■ **STORED ROWS**
>> begin

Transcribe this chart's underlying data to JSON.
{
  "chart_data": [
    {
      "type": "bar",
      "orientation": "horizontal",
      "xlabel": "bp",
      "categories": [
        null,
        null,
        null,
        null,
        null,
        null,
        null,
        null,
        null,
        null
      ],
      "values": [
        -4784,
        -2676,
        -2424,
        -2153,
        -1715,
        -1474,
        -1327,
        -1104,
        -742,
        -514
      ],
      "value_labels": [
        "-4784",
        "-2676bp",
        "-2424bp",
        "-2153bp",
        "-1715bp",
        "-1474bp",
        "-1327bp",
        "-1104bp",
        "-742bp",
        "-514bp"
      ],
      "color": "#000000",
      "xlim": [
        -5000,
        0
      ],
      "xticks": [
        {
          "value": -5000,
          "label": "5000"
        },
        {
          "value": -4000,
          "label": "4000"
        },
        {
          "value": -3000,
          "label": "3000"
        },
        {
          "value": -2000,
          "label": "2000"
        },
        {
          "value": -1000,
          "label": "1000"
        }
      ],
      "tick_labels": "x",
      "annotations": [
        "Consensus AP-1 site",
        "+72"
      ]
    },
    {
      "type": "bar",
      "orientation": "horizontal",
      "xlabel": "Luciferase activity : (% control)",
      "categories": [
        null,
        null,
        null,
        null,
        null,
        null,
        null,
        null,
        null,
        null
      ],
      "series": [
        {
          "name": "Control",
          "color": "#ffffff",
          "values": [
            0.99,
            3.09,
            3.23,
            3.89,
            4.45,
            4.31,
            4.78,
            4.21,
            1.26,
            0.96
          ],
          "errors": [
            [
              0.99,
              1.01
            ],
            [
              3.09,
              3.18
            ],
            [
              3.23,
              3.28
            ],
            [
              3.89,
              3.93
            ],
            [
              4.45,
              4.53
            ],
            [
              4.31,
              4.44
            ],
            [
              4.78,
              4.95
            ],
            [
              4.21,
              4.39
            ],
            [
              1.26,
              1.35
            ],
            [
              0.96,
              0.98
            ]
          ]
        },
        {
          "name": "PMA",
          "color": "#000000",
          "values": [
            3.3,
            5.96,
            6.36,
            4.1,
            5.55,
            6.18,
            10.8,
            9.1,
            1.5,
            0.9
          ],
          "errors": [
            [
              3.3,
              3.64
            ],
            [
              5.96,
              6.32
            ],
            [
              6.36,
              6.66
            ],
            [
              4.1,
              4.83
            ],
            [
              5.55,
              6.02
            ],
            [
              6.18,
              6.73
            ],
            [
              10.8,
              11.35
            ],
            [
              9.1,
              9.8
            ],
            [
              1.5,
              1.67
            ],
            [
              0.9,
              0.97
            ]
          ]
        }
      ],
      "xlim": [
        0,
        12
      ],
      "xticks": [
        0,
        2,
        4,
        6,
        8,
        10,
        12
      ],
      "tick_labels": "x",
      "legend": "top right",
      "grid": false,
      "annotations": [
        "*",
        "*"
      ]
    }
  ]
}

>> end

■ **WRITTEN REQUEST**
Extract all of the data exactly as written.

■ **PROBLEM SOLUTION**
Transcribe this chart's underlying data to JSON.
{
  "chart_data": [
    {
      "type": "bar",
      "orientation": "horizontal",
      "xlabel": "bp",
      "categories": [
        null,
        null,
        null,
        null,
        null,
        null,
        null,
        null,
        null,
        null
      ],
      "values": [
        -4784,
        -2676,
        -2424,
        -2153,
        -1715,
        -1474,
        -1327,
        -1104,
        -742,
        -514
      ],
      "value_labels": [
        "-4784",
        "-2676bp",
        "-2424bp",
        "-2153bp",
        "-1715bp",
        "-1474bp",
        "-1327bp",
        "-1104bp",
        "-742bp",
        "-514bp"
      ],
      "color": "#000000",
      "xlim": [
        -5000,
        0
      ],
      "xticks": [
        {
          "value": -5000,
          "label": "5000"
        },
        {
          "value": -4000,
          "label": "4000"
        },
        {
          "value": -3000,
          "label": "3000"
        },
        {
          "value": -2000,
          "label": "2000"
        },
        {
          "value": -1000,
          "label": "1000"
        }
      ],
      "tick_labels": "x",
      "annotations": [
        "Consensus AP-1 site",
        "+72"
      ]
    },
    {
      "type": "bar",
      "orientation": "horizontal",
      "xlabel": "Luciferase activity : (% control)",
      "categories": [
        null,
        null,
        null,
        null,
        null,
        null,
        null,
        null,
        null,
        null
      ],
      "series": [
        {
          "name": "Control",
          "color": "#ffffff",
          "values": [
            0.99,
            3.09,
            3.23,
            3.89,
            4.45,
            4.31,
            4.78,
            4.21,
            1.26,
            0.96
          ],
          "errors": [
            [
              0.99,
              1.01
            ],
            [
              3.09,
              3.18
            ],
            [
              3.23,
              3.28
            ],
            [
              3.89,
              3.93
            ],
            [
              4.45,
              4.53
            ],
            [
              4.31,
              4.44
            ],
            [
              4.78,
              4.95
            ],
            [
              4.21,
              4.39
            ],
            [
              1.26,
              1.35
            ],
            [
              0.96,
              0.98
            ]
          ]
        },
        {
          "name": "PMA",
          "color": "#000000",
          "values": [
            3.3,
            5.96,
            6.36,
            4.1,
            5.55,
            6.18,
            10.8,
            9.1,
            1.5,
            0.9
          ],
          "errors": [
            [
              3.3,
              3.64
            ],
            [
              5.96,
              6.32
            ],
            [
              6.36,
              6.66
            ],
            [
              4.1,
              4.83
            ],
            [
              5.55,
              6.02
            ],
            [
              6.18,
              6.73
            ],
            [
              10.8,
              11.35
            ],
            [
              9.1,
              9.8
            ],
            [
              1.5,
              1.67
            ],
            [
              0.9,
              0.97
            ]
          ]
        }
      ],
      "xlim": [
        0,
        12
      ],
      "xticks": [
        0,
        2,
        4,
        6,
        8,
        10,
        12
      ],
      "tick_labels": "x",
      "legend": "top right",
      "grid": false,
      "annotations": [
        "*",
        "*"
      ]
    }
  ]
}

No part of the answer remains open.